Some frogs love the water; some prefer dry land. Some are colored to stick out, some to blend in. There are nearly 5,000 different species of frogs hopping, croaking, and swimming across the Earth of all different shapes and sizes. But one thing that unites most of them is a smooth, simple skull shape, giving them the classic froggy face we’ve all come to recognize.
Yet some frogs have evolved skulls that look more like crazy dinosaur fossils than your average Kermit. A process called hyperossification allows extra layers of bone to grow on parts of their skulls, creating anything from grooves or ridges to bony spikes or fangs.
Researchers have known for a long time about the select groups of amphibians that have these unusual skulls, but it wasn’t previously clear how these subgroups ended up this way. A new study in PNAS has found that not only one branch of frog has a crazy skull—the trait has evolved independently in different families of frogs over two dozen times.
“We found that the trait has evolved over 25 times in the frog tree of life, and is often associated with really extreme shaped skulls,” says author Daniel Paluh, a fourth-year Ph.D. student at the University of Florida. Paluh and his co-authors looked at x-ray scans of 158 species representing all 54 described frog families. They found that very different species shared similar eating or burrowing patterns as well as skull shapes.
The shovel-nosed frog, Australian turtle frog, and the Mexican burrowing toad aren’t close cousins at all and aren’t likely to be spotted hanging out close to each other on the globe. Yet, all three of these frogs have tall skulls with a pointed snout, Paluh says.
While these three funky-looking critters call different continents home, they are all burrowing specialists, and spend a lot of time underground hunting ants and termites, he says.
Hyperossification also appears for species that are voracious predators, like Pacman frogs, African bullfrogs, or Soloman Island frogs. These fierce hunters aren’t known to have much in common evolution-wise. Still, they all have a similarly weird skull with bony fangs that allows them to snag pretty large prey, including other vertebrates. Frogs aren’t known to have teeth on their lower jaw, so these fangs come in handy when it comes to swallowing a tasty bird, mammal or reptile for dinner.

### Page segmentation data
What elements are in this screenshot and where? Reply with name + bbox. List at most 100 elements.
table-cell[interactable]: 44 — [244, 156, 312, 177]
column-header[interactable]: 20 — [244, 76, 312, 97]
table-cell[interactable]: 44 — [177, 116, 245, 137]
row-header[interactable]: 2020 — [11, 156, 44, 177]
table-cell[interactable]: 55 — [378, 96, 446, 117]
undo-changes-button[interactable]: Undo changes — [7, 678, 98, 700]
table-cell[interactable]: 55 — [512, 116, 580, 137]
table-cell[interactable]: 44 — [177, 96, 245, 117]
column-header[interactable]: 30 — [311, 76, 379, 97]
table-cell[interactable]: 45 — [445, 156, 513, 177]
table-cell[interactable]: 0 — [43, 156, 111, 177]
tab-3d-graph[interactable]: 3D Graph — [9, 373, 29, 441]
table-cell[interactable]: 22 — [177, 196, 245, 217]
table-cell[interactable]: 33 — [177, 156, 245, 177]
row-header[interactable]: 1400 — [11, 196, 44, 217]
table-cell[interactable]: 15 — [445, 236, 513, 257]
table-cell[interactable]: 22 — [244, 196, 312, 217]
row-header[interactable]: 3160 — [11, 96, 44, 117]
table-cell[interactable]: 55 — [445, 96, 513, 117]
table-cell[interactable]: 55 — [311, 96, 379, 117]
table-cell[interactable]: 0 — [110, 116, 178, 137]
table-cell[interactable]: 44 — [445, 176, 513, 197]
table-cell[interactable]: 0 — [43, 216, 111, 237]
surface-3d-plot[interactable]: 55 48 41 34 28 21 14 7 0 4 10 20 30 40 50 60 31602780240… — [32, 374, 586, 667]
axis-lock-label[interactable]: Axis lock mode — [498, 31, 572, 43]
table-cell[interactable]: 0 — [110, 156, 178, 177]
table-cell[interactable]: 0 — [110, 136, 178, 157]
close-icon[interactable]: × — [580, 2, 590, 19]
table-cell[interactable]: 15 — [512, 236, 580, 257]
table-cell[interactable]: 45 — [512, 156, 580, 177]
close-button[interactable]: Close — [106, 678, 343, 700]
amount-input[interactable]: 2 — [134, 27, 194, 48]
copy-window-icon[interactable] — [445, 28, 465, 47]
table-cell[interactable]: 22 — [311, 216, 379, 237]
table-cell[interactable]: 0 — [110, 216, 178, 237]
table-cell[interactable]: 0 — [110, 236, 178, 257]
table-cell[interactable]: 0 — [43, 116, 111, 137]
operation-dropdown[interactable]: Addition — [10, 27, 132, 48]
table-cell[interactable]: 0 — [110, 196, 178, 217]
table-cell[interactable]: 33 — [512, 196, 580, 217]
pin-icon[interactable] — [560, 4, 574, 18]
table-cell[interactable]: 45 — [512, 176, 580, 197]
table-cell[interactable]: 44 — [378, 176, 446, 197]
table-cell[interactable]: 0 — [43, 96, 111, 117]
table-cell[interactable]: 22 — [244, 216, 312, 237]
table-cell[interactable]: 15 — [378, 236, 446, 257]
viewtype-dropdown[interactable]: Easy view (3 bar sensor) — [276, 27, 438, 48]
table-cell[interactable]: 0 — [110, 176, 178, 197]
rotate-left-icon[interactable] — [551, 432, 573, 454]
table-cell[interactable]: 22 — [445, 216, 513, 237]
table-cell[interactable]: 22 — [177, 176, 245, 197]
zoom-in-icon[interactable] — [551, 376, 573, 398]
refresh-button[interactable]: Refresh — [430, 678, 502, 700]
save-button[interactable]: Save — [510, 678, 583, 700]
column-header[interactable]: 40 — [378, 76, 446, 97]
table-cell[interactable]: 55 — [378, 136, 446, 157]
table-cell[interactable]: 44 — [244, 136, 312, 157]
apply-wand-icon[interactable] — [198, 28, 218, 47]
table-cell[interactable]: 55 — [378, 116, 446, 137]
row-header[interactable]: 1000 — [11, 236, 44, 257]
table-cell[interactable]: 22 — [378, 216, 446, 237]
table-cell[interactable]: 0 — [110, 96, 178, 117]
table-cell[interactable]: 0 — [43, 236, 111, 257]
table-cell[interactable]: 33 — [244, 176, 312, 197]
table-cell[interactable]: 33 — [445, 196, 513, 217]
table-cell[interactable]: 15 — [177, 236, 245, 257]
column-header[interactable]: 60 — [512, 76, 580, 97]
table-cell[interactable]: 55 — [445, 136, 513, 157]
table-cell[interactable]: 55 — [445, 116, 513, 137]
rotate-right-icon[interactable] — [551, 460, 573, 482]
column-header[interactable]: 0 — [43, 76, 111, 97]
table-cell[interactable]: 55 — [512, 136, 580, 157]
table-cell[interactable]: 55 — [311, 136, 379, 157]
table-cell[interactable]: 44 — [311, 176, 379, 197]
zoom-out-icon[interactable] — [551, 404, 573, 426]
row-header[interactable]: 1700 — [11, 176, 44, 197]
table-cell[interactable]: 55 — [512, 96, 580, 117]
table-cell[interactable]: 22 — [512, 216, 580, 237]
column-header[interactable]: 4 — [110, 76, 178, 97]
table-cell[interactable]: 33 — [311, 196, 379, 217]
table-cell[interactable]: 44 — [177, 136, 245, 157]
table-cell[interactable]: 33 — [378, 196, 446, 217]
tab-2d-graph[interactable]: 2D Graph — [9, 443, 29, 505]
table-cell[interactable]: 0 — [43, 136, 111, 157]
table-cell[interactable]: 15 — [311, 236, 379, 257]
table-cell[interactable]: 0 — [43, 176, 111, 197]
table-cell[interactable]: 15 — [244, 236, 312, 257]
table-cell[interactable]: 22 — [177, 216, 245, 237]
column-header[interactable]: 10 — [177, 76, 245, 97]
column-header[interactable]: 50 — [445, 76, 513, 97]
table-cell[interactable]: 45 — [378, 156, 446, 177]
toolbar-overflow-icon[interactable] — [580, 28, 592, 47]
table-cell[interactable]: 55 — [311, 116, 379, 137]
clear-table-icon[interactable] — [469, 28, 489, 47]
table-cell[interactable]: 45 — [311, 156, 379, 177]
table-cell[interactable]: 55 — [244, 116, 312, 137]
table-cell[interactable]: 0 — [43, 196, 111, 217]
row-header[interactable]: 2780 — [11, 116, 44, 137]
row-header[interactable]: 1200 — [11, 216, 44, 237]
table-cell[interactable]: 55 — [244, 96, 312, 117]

### PROBLEM 1
In the text on frog skulls, how many species did Paluh and his co-authors study in x-ray scans?
### PROBLEM 2
Continue the text on frog skulls from where it stops.

### RESPONSE 1
158 species, representing all 54 described frog families.

### RESPONSE 2
“There are a subset of these vertebrate predators that have evolved these bony fangs on the lower jaw, which aren’t true teeth. They are just bony projections,” Paluh says. Other frogs, like the Mexican spike frog, have developed pointy skull spines which can act as a defense mechanism against predators.
In previous work done in the 90s by Harvard herpetologist James Hanken, hyperossification was previously predicted to be associated with miniaturization. But this new study has found the skull shaping trait in teensy frogs, all the way up to the Beezlebufo (a.k.a. the devil frog), the biggest frog ever known. This Cretaceous-era croaker had a bite force strong enough to chow down on small dinosaurs.
While the discovery of hyperossification and crazy skulls aren’t new, what is groundbreaking is making the associations between behavior and shared traits across far away species, both geographically and evolutionarily, Hanken says.
“They’ve been able to assess all of these traits across a lot of these species and finally assess correlations,” Hanken says.
For University of Berkeley amphibian expert David Wake, the most interesting bit is how many ways different frogs can use their skulls, be it for protection, burrowing, or snacking. “The diversity of these skulls is really quite amazing,” he says.
But looking at skulls is the easy part. The data we need next comes from actually watching the frogs go about their lives to better understand their ecology and evolution. Instead of just looking at what’s inside their head, biologists need to get a better look at how they use them out in the wild.